• _EXERCISE INSTRUCTIONS_:
Find and copy each line of the records where the string "ranks" shows up.

• _GIVEN RECORDS_:

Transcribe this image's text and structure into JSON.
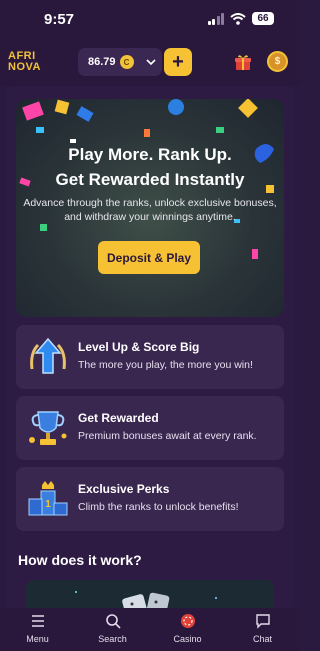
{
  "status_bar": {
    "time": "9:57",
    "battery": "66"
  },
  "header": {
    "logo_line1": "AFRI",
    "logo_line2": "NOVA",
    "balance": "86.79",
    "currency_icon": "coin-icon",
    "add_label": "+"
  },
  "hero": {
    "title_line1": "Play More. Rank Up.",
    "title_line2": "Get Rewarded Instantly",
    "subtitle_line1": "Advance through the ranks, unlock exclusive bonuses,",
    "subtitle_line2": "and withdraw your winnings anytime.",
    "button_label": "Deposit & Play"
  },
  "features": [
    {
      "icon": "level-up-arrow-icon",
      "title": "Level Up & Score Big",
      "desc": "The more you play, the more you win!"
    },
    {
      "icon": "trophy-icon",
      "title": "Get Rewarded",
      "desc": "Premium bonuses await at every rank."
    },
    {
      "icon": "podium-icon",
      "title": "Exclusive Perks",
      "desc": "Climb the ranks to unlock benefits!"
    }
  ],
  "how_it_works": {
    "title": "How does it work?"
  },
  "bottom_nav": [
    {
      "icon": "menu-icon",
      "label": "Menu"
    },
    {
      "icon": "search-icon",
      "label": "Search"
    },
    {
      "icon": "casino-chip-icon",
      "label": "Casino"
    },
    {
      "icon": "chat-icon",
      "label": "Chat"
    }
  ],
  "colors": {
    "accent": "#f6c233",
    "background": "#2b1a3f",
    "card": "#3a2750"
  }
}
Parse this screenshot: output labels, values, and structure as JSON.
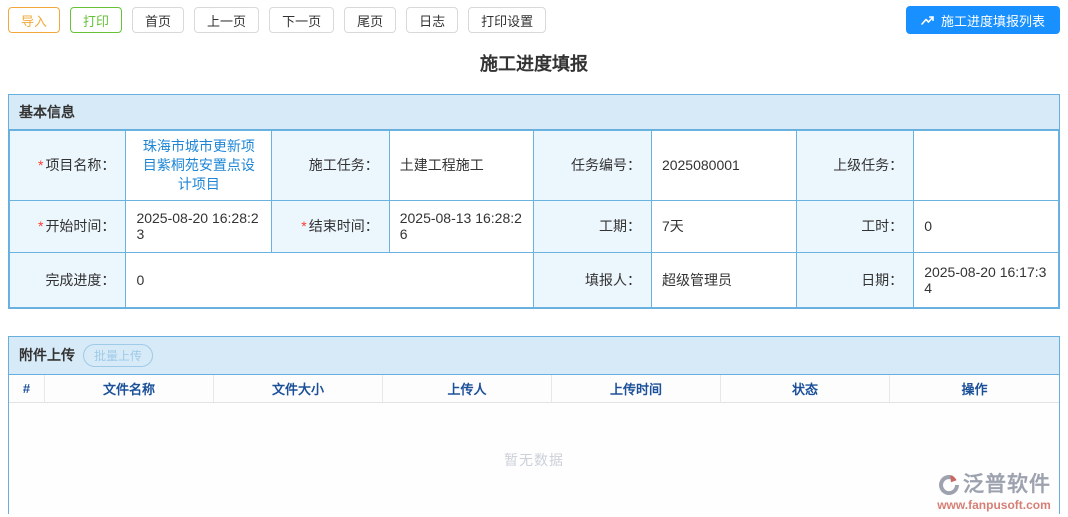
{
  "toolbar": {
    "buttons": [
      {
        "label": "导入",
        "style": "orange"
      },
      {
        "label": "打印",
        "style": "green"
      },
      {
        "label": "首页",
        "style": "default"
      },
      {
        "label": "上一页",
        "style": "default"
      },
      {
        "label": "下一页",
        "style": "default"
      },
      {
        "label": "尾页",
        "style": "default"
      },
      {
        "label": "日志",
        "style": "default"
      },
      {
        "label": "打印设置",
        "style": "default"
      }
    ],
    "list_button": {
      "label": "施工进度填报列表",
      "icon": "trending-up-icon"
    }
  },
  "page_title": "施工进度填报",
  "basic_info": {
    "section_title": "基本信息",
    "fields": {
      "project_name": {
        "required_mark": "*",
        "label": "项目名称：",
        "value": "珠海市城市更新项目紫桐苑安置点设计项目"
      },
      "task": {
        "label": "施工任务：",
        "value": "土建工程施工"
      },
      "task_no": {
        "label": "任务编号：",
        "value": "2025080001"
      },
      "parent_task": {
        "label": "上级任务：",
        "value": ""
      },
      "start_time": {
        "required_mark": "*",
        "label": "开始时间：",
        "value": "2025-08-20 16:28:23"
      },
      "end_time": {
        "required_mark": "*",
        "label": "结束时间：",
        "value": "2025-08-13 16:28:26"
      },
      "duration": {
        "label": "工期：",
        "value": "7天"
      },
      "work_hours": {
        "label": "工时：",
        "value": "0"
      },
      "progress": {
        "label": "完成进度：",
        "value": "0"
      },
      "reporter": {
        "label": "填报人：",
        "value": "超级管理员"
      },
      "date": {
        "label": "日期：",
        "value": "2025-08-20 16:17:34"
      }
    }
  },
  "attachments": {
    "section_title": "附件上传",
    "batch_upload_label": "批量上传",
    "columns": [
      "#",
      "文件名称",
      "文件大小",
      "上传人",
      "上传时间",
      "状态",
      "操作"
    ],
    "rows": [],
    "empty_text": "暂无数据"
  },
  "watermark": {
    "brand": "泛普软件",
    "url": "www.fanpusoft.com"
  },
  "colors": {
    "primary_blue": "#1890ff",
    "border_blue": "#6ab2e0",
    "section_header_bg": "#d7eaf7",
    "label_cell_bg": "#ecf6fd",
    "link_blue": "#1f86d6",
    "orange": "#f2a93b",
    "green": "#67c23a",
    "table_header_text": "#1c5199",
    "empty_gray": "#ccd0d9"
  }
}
--
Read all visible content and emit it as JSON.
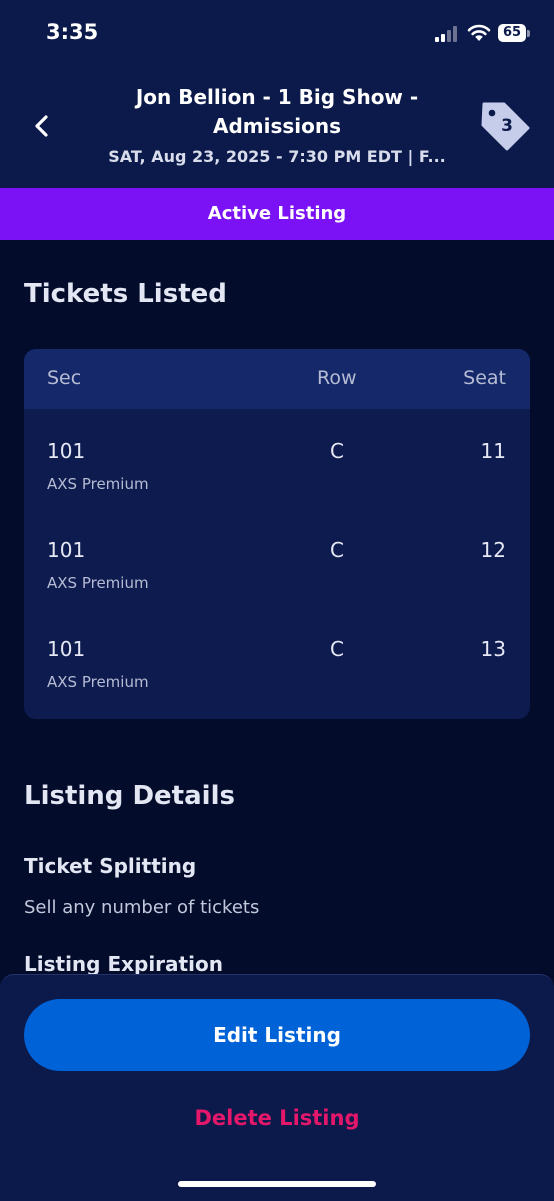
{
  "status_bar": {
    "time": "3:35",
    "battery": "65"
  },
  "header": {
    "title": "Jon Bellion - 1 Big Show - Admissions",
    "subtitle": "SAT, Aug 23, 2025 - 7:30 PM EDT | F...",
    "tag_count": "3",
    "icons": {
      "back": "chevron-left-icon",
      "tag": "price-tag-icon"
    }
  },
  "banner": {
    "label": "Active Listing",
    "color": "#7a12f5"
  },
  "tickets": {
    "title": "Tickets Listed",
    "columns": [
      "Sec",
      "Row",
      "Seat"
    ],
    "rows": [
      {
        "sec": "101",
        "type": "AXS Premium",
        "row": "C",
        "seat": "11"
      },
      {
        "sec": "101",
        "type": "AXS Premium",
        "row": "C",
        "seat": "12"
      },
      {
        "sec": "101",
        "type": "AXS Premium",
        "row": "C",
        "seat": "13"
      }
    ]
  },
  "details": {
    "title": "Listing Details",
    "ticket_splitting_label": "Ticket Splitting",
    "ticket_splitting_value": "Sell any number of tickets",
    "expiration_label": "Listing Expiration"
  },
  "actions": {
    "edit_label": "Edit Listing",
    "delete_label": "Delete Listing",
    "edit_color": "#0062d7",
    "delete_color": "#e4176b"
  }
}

• _WRITTEN RESPONSE_:
    "subtitle_line1": "Advance through the ranks, unlock exclusive bonuses,",
      "desc": "Climb the ranks to unlock benefits!"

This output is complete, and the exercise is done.